To be done
Transcribe the listing exactly, leaving out every picture.

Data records

★ ★ ★

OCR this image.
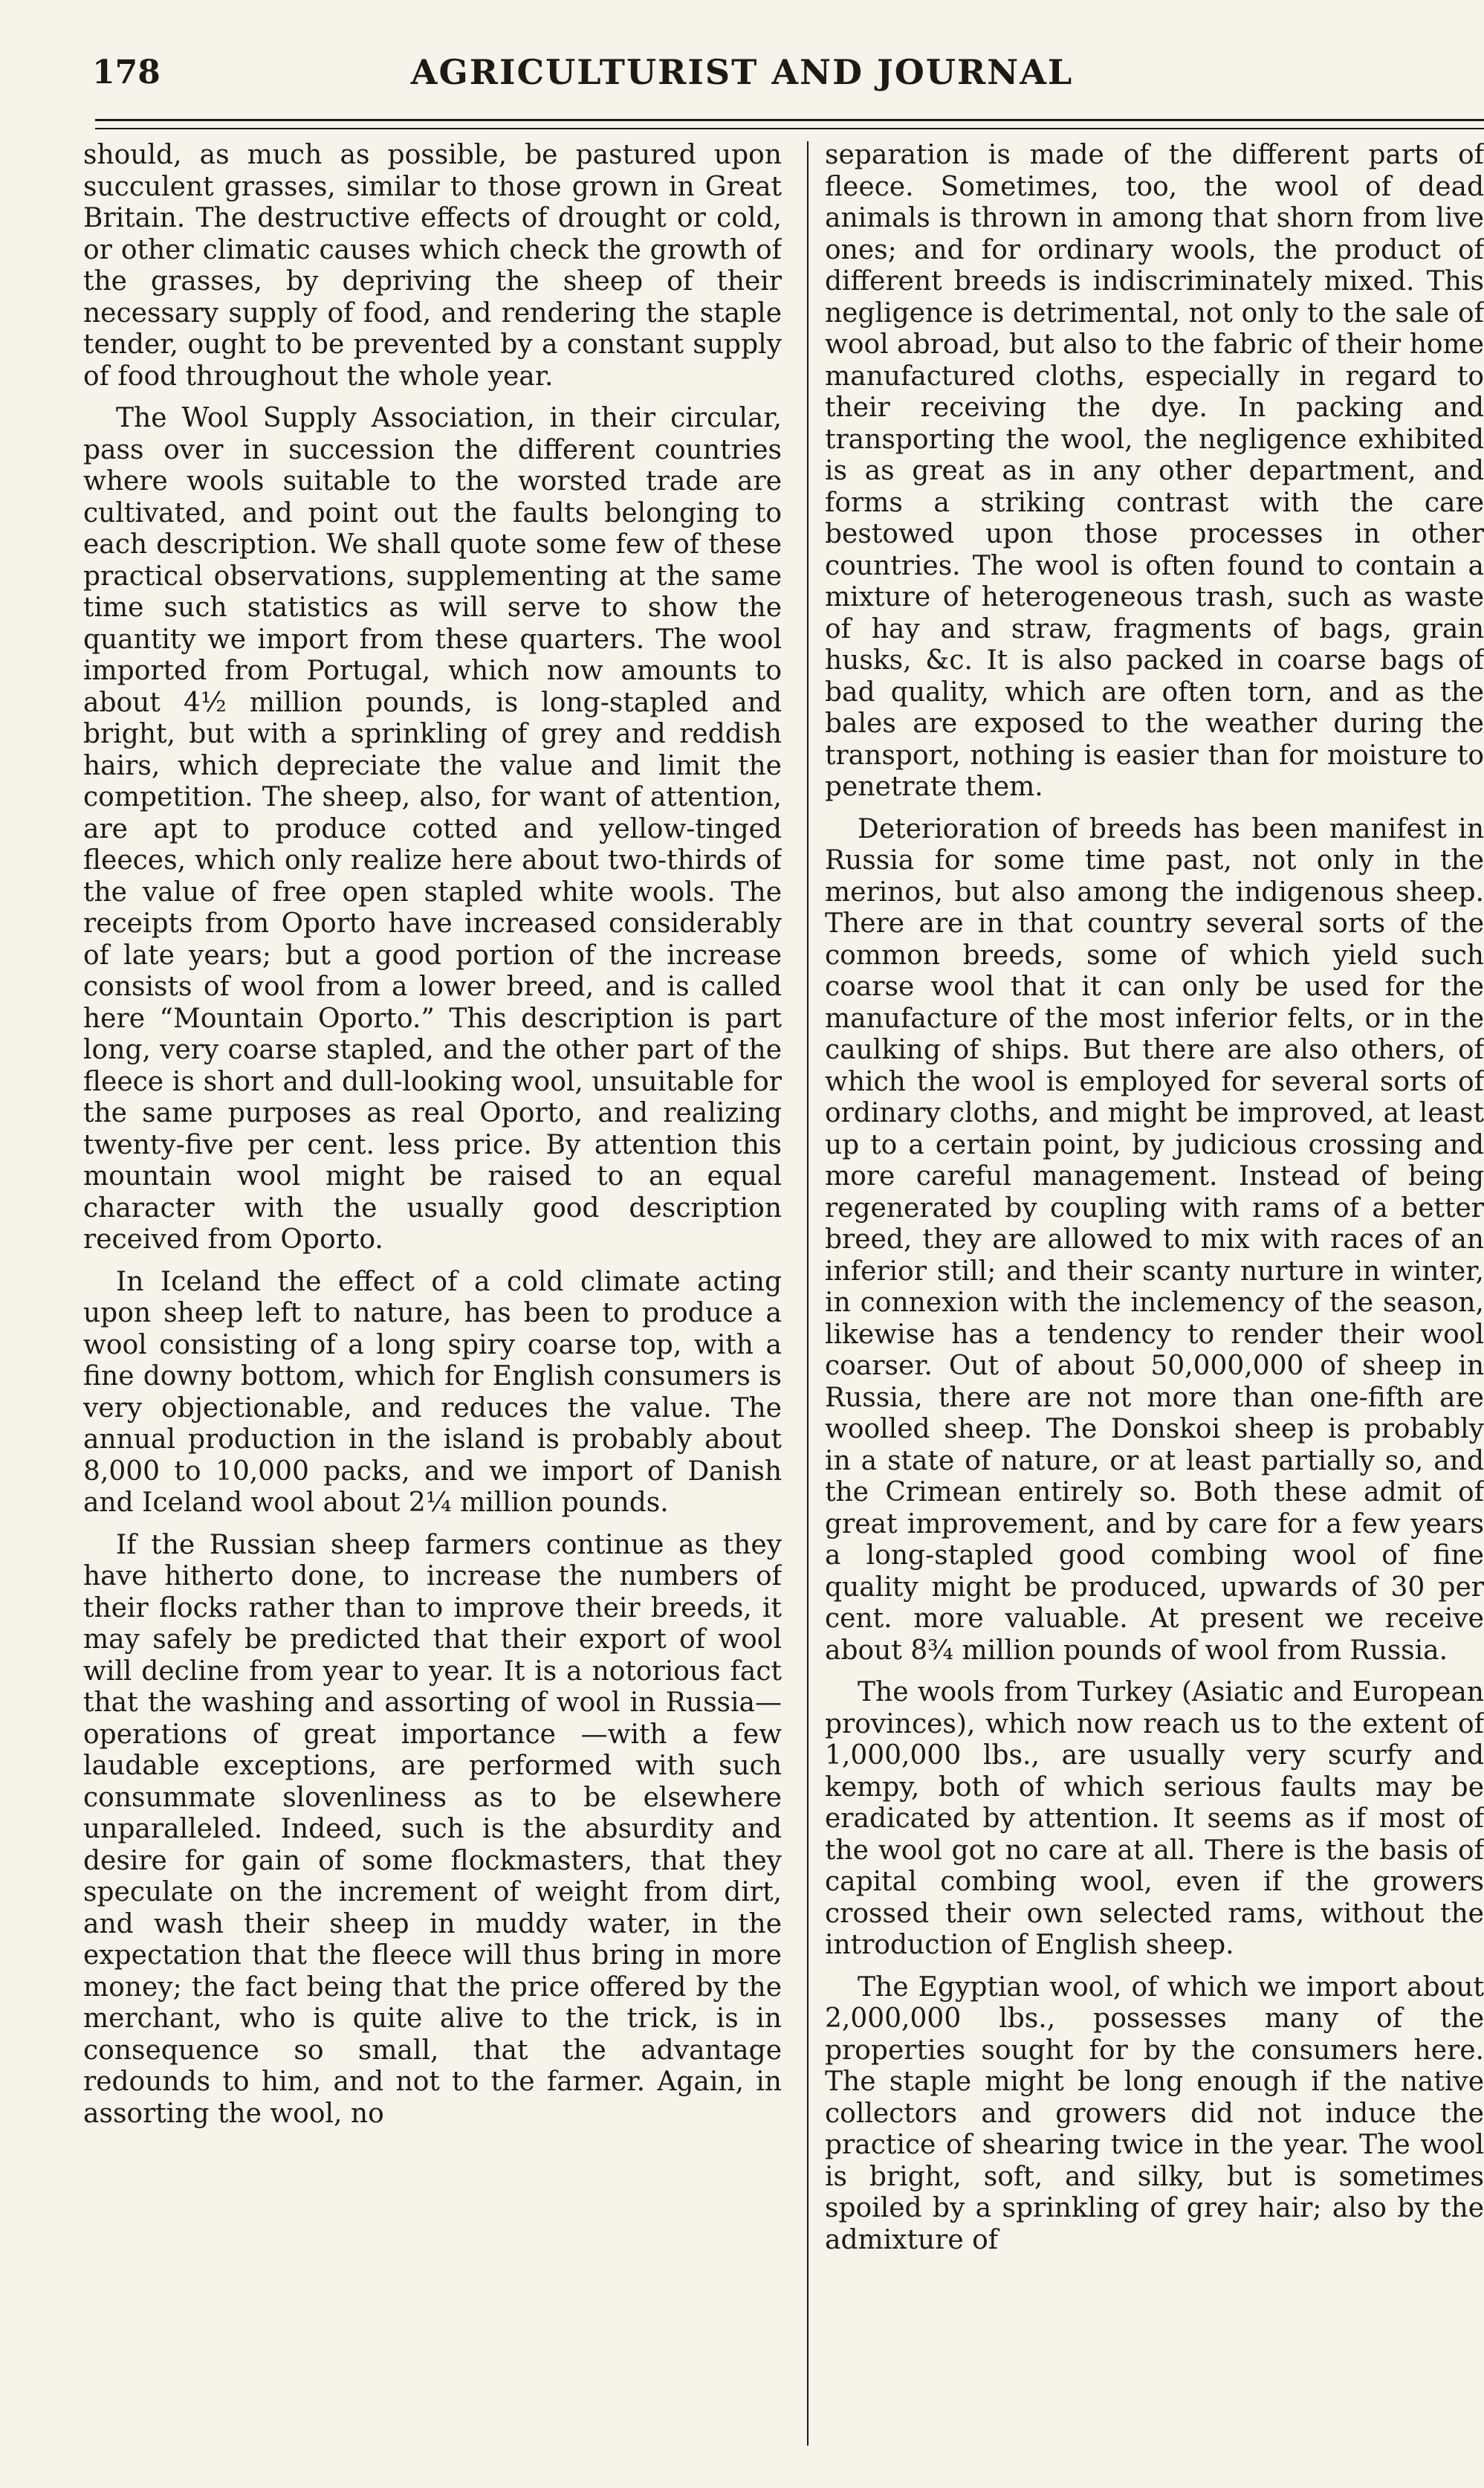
178	AGRICULTURIST AND JOURNAL

should, as much as possible, be pastured upon succulent grasses, similar to those grown in Great Britain. The destructive effects of drought or cold, or other climatic causes which check the growth of the grasses, by depriving the sheep of their necessary supply of food, and rendering the staple tender, ought to be prevented by a constant supply of food throughout the whole year.

The Wool Supply Association, in their circular, pass over in succession the different countries where wools suitable to the worsted trade are cultivated, and point out the faults belonging to each description. We shall quote some few of these practical observations, supplementing at the same time such statistics as will serve to show the quantity we import from these quarters. The wool imported from Portugal, which now amounts to about 4½ million pounds, is long-stapled and bright, but with a sprinkling of grey and reddish hairs, which depreciate the value and limit the competition. The sheep, also, for want of attention, are apt to produce cotted and yellow-tinged fleeces, which only realize here about two-thirds of the value of free open stapled white wools. The receipts from Oporto have increased considerably of late years; but a good portion of the increase consists of wool from a lower breed, and is called here “Mountain Oporto.” This description is part long, very coarse stapled, and the other part of the fleece is short and dull-looking wool, unsuitable for the same purposes as real Oporto, and realizing twenty-five per cent. less price. By attention this mountain wool might be raised to an equal character with the usually good description received from Oporto.

In Iceland the effect of a cold climate acting upon sheep left to nature, has been to produce a wool consisting of a long spiry coarse top, with a fine downy bottom, which for English consumers is very objectionable, and reduces the value. The annual production in the island is probably about 8,000 to 10,000 packs, and we import of Danish and Iceland wool about 2¼ million pounds.

If the Russian sheep farmers continue as they have hitherto done, to increase the numbers of their flocks rather than to improve their breeds, it may safely be predicted that their export of wool will decline from year to year. It is a notorious fact that the washing and assorting of wool in Russia—operations of great importance —with a few laudable exceptions, are performed with such consummate slovenliness as to be elsewhere unparalleled. Indeed, such is the absurdity and desire for gain of some flockmasters, that they speculate on the increment of weight from dirt, and wash their sheep in muddy water, in the expectation that the fleece will thus bring in more money; the fact being that the price offered by the merchant, who is quite alive to the trick, is in consequence so small, that the advantage redounds to him, and not to the farmer. Again, in assorting the wool, no

separation is made of the different parts of fleece. Sometimes, too, the wool of dead animals is thrown in among that shorn from live ones; and for ordinary wools, the product of different breeds is indiscriminately mixed. This negligence is detrimental, not only to the sale of wool abroad, but also to the fabric of their home manufactured cloths, especially in regard to their receiving the dye. In packing and transporting the wool, the negligence exhibited is as great as in any other department, and forms a striking contrast with the care bestowed upon those processes in other countries. The wool is often found to contain a mixture of heterogeneous trash, such as waste of hay and straw, fragments of bags, grain husks, &c. It is also packed in coarse bags of bad quality, which are often torn, and as the bales are exposed to the weather during the transport, nothing is easier than for moisture to penetrate them.

Deterioration of breeds has been manifest in Russia for some time past, not only in the merinos, but also among the indigenous sheep. There are in that country several sorts of the common breeds, some of which yield such coarse wool that it can only be used for the manufacture of the most inferior felts, or in the caulking of ships. But there are also others, of which the wool is employed for several sorts of ordinary cloths, and might be improved, at least up to a certain point, by judicious crossing and more careful management. Instead of being regenerated by coupling with rams of a better breed, they are allowed to mix with races of an inferior still; and their scanty nurture in winter, in connexion with the inclemency of the season, likewise has a tendency to render their wool coarser. Out of about 50,000,000 of sheep in Russia, there are not more than one-fifth are woolled sheep. The Donskoi sheep is probably in a state of nature, or at least partially so, and the Crimean entirely so. Both these admit of great improvement, and by care for a few years a long-stapled good combing wool of fine quality might be produced, upwards of 30 per cent. more valuable. At present we receive about 8¾ million pounds of wool from Russia.

The wools from Turkey (Asiatic and European provinces), which now reach us to the extent of 1,000,000 lbs., are usually very scurfy and kempy, both of which serious faults may be eradicated by attention. It seems as if most of the wool got no care at all. There is the basis of capital combing wool, even if the growers crossed their own selected rams, without the introduction of English sheep.

The Egyptian wool, of which we import about 2,000,000 lbs., possesses many of the properties sought for by the consumers here. The staple might be long enough if the native collectors and growers did not induce the practice of shearing twice in the year. The wool is bright, soft, and silky, but is sometimes spoiled by a sprinkling of grey hair; also by the admixture of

★ ★ ★

Right answer
OCR this image.
178	AGRICULTURIST AND JOURNAL

should, as much as possible, be pastured upon succulent grasses, similar to those grown in Great Britain. The destructive effects of drought or cold, or other climatic causes which check the growth of the grasses, by depriving the sheep of their necessary supply of food, and rendering the staple tender, ought to be prevented by a constant supply of food throughout the whole year.

The Wool Supply Association, in their circular, pass over in succession the different countries where wools suitable to the worsted trade are cultivated, and point out the faults belonging to each description. We shall quote some few of these practical observations, supplementing at the same time such statistics as will serve to show the quantity we import from these quarters. The wool imported from Portugal, which now amounts to about 4½ million pounds, is long-stapled and bright, but with a sprinkling of grey and reddish hairs, which depreciate the value and limit the competition. The sheep, also, for want of attention, are apt to produce cotted and yellow-tinged fleeces, which only realize here about two-thirds of the value of free open stapled white wools. The receipts from Oporto have increased considerably of late years; but a good portion of the increase consists of wool from a lower breed, and is called here “Mountain Oporto.” This description is part long, very coarse stapled, and the other part of the fleece is short and dull-looking wool, unsuitable for the same purposes as real Oporto, and realizing twenty-five per cent. less price. By attention this mountain wool might be raised to an equal character with the usually good description received from Oporto.

In Iceland the effect of a cold climate acting upon sheep left to nature, has been to produce a wool consisting of a long spiry coarse top, with a fine downy bottom, which for English consumers is very objectionable, and reduces the value. The annual production in the island is probably about 8,000 to 10,000 packs, and we import of Danish and Iceland wool about 2¼ million pounds.

If the Russian sheep farmers continue as they have hitherto done, to increase the numbers of their flocks rather than to improve their breeds, it may safely be predicted that their export of wool will decline from year to year. It is a notorious fact that the washing and assorting of wool in Russia—operations of great importance —with a few laudable exceptions, are performed with such consummate slovenliness as to be elsewhere unparalleled. Indeed, such is the absurdity and desire for gain of some flockmasters, that they speculate on the increment of weight from dirt, and wash their sheep in muddy water, in the expectation that the fleece will thus bring in more money; the fact being that the price offered by the merchant, who is quite alive to the trick, is in consequence so small, that the advantage redounds to him, and not to the farmer. Again, in assorting the wool, no

separation is made of the different parts of fleece. Sometimes, too, the wool of dead animals is thrown in among that shorn from live ones; and for ordinary wools, the product of different breeds is indiscriminately mixed. This negligence is detrimental, not only to the sale of wool abroad, but also to the fabric of their home manufactured cloths, especially in regard to their receiving the dye. In packing and transporting the wool, the negligence exhibited is as great as in any other department, and forms a striking contrast with the care bestowed upon those processes in other countries. The wool is often found to contain a mixture of heterogeneous trash, such as waste of hay and straw, fragments of bags, grain husks, &c. It is also packed in coarse bags of bad quality, which are often torn, and as the bales are exposed to the weather during the transport, nothing is easier than for moisture to penetrate them.

Deterioration of breeds has been manifest in Russia for some time past, not only in the merinos, but also among the indigenous sheep. There are in that country several sorts of the common breeds, some of which yield such coarse wool that it can only be used for the manufacture of the most inferior felts, or in the caulking of ships. But there are also others, of which the wool is employed for several sorts of ordinary cloths, and might be improved, at least up to a certain point, by judicious crossing and more careful management. Instead of being regenerated by coupling with rams of a better breed, they are allowed to mix with races of an inferior still; and their scanty nurture in winter, in connexion with the inclemency of the season, likewise has a tendency to render their wool coarser. Out of about 50,000,000 of sheep in Russia, there are not more than one-fifth are woolled sheep. The Donskoi sheep is probably in a state of nature, or at least partially so, and the Crimean entirely so. Both these admit of great improvement, and by care for a few years a long-stapled good combing wool of fine quality might be produced, upwards of 30 per cent. more valuable. At present we receive about 8¾ million pounds of wool from Russia.

The wools from Turkey (Asiatic and European provinces), which now reach us to the extent of 1,000,000 lbs., are usually very scurfy and kempy, both of which serious faults may be eradicated by attention. It seems as if most of the wool got no care at all. There is the basis of capital combing wool, even if the growers crossed their own selected rams, without the introduction of English sheep.

The Egyptian wool, of which we import about 2,000,000 lbs., possesses many of the properties sought for by the consumers here. The staple might be long enough if the native collectors and growers did not induce the practice of shearing twice in the year. The wool is bright, soft, and silky, but is sometimes spoiled by a sprinkling of grey hair; also by the admixture of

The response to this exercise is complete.